Recast the material, from its first line down to the line containing "region-label: Southern Africa" (both ends included), as a JSON list of strings with one string per line and blank lines omitted.

[START ENTRIES]

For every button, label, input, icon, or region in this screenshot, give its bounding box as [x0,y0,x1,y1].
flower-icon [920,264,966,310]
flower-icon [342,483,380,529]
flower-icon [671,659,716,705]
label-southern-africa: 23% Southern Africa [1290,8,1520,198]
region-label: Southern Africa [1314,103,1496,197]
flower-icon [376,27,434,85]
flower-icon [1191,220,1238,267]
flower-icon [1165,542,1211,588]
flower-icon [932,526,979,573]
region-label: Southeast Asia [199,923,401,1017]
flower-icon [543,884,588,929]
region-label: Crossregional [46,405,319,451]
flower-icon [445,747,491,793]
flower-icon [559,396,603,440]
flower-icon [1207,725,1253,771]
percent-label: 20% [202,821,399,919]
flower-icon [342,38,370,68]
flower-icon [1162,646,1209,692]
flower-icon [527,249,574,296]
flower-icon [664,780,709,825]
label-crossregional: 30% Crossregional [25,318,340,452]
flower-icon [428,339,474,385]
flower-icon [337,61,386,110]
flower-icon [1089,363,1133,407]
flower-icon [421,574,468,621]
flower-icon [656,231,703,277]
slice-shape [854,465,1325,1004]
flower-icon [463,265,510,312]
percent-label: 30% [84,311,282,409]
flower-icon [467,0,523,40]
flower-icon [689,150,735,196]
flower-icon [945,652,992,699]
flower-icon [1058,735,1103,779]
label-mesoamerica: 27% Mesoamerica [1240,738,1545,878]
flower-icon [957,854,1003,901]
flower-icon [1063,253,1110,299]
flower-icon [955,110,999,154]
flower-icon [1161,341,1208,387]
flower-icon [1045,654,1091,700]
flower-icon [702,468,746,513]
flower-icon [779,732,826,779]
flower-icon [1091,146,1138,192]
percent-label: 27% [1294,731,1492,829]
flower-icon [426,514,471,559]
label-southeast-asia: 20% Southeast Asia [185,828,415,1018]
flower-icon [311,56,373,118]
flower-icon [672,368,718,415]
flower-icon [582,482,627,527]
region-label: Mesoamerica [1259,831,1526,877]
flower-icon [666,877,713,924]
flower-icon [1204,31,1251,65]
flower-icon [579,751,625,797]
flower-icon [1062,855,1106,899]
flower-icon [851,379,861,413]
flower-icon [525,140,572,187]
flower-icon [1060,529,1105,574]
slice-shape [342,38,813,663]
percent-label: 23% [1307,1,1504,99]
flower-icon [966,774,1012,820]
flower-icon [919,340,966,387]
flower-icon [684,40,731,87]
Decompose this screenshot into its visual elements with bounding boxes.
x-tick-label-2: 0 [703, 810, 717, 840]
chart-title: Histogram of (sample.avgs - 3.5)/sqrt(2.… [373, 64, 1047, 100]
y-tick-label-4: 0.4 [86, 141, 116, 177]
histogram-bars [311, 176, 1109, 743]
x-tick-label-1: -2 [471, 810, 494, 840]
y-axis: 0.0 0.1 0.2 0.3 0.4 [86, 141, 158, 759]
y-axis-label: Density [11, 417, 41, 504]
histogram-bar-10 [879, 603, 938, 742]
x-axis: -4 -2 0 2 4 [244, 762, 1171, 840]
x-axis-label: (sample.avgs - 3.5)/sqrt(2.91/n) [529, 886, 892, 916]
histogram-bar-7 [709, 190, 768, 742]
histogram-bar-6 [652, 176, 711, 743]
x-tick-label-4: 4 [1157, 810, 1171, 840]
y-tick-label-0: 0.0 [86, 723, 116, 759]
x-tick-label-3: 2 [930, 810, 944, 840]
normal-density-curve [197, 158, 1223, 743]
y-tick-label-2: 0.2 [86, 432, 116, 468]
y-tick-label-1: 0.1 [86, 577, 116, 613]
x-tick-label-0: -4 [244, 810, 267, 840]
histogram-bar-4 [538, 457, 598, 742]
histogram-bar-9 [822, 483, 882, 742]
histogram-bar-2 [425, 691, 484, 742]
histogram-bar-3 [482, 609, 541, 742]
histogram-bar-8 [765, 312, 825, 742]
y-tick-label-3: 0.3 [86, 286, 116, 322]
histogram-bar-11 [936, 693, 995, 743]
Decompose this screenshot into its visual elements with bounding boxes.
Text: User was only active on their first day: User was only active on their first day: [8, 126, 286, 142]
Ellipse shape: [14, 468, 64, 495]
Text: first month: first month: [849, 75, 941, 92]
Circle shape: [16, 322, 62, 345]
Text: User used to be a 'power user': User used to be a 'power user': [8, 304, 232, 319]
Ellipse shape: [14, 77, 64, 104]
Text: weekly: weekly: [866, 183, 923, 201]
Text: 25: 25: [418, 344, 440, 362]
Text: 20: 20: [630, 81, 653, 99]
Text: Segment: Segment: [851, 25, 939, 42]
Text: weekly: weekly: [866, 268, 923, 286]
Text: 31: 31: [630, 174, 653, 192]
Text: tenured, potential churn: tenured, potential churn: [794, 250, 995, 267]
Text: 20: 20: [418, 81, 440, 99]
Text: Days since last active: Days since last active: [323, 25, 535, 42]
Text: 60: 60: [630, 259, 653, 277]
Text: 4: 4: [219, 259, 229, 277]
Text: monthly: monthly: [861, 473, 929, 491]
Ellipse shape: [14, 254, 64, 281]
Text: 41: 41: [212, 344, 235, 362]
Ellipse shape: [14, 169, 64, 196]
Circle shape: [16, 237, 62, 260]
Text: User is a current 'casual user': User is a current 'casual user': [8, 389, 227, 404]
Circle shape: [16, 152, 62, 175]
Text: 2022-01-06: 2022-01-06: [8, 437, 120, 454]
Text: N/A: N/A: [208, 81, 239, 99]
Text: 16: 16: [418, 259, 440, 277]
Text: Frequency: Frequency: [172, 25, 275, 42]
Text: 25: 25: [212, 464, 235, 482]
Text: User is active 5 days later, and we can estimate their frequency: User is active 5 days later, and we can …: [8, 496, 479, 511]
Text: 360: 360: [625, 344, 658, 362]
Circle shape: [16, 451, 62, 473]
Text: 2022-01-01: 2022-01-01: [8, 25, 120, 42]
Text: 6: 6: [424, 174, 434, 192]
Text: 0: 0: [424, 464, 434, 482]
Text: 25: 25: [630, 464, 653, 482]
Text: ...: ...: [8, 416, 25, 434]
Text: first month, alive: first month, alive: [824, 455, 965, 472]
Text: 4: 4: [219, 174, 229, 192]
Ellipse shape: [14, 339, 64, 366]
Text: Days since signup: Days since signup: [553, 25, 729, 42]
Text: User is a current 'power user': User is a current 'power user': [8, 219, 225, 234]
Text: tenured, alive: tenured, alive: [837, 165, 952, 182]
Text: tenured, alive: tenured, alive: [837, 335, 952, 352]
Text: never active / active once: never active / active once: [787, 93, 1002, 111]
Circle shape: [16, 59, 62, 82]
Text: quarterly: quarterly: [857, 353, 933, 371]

[END ENTRIES]

§ TASK RESPONSE:
[
  "For every button, label, input, icon, or region in this screenshot, give its bounding box as [x0,y0,x1,y1].",
  "flower-icon [920,264,966,310]",
  "flower-icon [342,483,380,529]",
  "flower-icon [671,659,716,705]",
  "label-southern-africa: 23% Southern Africa [1290,8,1520,198]",
  "region-label: Southern Africa [1314,103,1496,197]"
]